What to work on | Retrieve every line from the records in which the word "name" occurs.

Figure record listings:
━━━━━━━━━━━━━━━━━━━━

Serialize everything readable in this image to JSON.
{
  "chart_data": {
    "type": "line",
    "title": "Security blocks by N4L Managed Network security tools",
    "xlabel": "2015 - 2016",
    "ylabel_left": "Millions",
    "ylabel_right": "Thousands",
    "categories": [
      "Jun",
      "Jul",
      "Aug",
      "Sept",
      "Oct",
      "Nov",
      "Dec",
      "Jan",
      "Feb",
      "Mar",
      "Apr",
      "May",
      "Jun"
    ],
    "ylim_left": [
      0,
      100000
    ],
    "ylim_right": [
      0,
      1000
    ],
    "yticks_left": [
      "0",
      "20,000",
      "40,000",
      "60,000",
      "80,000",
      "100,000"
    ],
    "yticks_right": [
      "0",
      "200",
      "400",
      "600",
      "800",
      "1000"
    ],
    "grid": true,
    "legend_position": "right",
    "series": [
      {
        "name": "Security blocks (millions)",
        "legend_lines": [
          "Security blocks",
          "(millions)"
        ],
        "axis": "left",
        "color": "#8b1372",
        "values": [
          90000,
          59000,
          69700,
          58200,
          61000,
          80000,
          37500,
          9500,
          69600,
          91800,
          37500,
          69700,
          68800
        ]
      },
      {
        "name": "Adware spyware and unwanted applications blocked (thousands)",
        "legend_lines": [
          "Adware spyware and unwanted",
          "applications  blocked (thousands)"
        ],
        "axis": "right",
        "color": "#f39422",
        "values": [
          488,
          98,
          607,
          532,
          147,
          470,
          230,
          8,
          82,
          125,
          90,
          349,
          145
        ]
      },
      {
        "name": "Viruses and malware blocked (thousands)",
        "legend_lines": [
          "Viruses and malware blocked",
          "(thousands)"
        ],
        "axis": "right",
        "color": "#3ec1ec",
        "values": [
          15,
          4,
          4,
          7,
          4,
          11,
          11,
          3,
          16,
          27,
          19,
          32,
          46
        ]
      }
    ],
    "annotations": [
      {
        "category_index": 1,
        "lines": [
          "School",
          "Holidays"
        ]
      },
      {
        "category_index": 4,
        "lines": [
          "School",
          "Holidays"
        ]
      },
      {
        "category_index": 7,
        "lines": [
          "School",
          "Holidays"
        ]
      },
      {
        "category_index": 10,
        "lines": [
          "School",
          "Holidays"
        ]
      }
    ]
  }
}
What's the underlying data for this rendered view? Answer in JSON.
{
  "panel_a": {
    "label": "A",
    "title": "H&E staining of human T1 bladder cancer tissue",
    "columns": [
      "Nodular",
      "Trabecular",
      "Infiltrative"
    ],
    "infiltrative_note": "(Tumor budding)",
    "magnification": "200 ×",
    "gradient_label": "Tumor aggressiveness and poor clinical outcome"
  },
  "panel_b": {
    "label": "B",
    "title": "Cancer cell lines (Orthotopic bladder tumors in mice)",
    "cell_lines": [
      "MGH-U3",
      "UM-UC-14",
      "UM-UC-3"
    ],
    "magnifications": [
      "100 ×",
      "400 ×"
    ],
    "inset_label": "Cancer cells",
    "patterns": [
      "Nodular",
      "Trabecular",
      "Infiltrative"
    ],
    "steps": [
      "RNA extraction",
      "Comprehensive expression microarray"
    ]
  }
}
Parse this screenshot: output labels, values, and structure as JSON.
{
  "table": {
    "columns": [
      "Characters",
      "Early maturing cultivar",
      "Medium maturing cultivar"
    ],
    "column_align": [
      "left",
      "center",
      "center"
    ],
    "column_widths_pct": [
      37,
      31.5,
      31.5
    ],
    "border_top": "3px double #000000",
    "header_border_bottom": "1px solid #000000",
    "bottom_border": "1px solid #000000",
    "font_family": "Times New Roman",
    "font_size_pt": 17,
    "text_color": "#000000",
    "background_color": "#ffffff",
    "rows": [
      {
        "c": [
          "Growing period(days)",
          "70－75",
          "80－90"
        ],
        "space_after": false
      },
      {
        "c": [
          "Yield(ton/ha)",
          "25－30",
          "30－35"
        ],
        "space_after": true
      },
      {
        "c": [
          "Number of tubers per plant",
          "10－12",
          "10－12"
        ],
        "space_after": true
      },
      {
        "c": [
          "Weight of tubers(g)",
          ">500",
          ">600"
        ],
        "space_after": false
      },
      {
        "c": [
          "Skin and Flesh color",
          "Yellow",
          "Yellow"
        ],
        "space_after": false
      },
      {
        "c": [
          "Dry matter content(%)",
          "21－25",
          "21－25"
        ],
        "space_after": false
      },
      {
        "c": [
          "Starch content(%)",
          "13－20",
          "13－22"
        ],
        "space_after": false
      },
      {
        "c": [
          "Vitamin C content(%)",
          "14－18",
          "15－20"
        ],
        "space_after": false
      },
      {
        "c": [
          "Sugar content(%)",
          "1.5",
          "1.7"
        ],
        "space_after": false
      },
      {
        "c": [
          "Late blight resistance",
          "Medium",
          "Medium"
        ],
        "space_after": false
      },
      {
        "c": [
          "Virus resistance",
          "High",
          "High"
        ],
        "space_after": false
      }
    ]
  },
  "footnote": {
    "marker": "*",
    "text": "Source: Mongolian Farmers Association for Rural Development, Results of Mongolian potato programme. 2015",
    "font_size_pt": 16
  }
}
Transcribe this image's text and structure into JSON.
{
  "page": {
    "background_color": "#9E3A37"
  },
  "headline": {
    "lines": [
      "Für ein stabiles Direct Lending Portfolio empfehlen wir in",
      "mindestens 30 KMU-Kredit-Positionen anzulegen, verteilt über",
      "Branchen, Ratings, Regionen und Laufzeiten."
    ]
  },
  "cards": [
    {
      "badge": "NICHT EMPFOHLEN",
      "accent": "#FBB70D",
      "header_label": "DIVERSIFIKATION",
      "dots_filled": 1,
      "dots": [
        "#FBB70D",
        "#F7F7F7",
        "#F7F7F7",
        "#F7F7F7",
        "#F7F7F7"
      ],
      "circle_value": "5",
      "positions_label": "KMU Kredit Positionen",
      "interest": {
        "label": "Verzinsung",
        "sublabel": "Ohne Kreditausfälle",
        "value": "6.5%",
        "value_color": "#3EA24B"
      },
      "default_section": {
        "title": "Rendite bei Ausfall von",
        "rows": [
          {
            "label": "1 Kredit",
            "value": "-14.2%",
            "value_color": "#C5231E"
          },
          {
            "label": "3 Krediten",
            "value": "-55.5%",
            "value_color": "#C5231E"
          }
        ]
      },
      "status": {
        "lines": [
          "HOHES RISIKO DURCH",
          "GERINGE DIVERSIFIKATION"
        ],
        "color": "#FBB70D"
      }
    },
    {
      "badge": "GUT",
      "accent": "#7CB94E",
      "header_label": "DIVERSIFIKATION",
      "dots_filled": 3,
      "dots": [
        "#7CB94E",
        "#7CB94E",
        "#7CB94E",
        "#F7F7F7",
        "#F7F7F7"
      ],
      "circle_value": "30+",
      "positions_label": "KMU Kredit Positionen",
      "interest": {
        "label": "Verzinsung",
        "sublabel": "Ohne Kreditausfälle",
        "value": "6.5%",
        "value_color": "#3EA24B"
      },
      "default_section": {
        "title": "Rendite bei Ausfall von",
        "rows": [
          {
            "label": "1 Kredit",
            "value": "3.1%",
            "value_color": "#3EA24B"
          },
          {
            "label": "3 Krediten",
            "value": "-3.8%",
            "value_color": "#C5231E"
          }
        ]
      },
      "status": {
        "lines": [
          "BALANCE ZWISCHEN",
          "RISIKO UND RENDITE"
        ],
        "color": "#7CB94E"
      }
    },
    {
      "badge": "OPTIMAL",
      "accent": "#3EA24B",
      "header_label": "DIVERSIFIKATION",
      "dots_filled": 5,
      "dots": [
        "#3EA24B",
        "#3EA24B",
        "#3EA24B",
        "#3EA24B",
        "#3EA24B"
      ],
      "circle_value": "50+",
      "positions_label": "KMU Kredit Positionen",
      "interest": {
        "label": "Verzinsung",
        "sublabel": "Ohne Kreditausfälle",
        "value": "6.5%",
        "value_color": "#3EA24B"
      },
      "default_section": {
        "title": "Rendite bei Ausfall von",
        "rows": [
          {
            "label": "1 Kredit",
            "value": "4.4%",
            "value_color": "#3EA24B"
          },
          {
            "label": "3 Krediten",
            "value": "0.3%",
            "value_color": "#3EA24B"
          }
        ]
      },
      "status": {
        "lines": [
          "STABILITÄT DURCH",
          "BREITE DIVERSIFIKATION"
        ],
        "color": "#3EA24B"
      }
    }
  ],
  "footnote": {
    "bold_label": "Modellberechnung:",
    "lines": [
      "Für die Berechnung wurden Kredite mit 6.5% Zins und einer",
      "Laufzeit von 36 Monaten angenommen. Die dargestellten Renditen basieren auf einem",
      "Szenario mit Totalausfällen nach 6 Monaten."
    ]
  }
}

━━━━━━━━━━━━━━━━━━━━

Answer |
        "name": "Security blocks (millions)",
        "name": "Adware spyware and unwanted applications blocked (thousands)",
        "name": "Viruses and malware blocked (thousands)",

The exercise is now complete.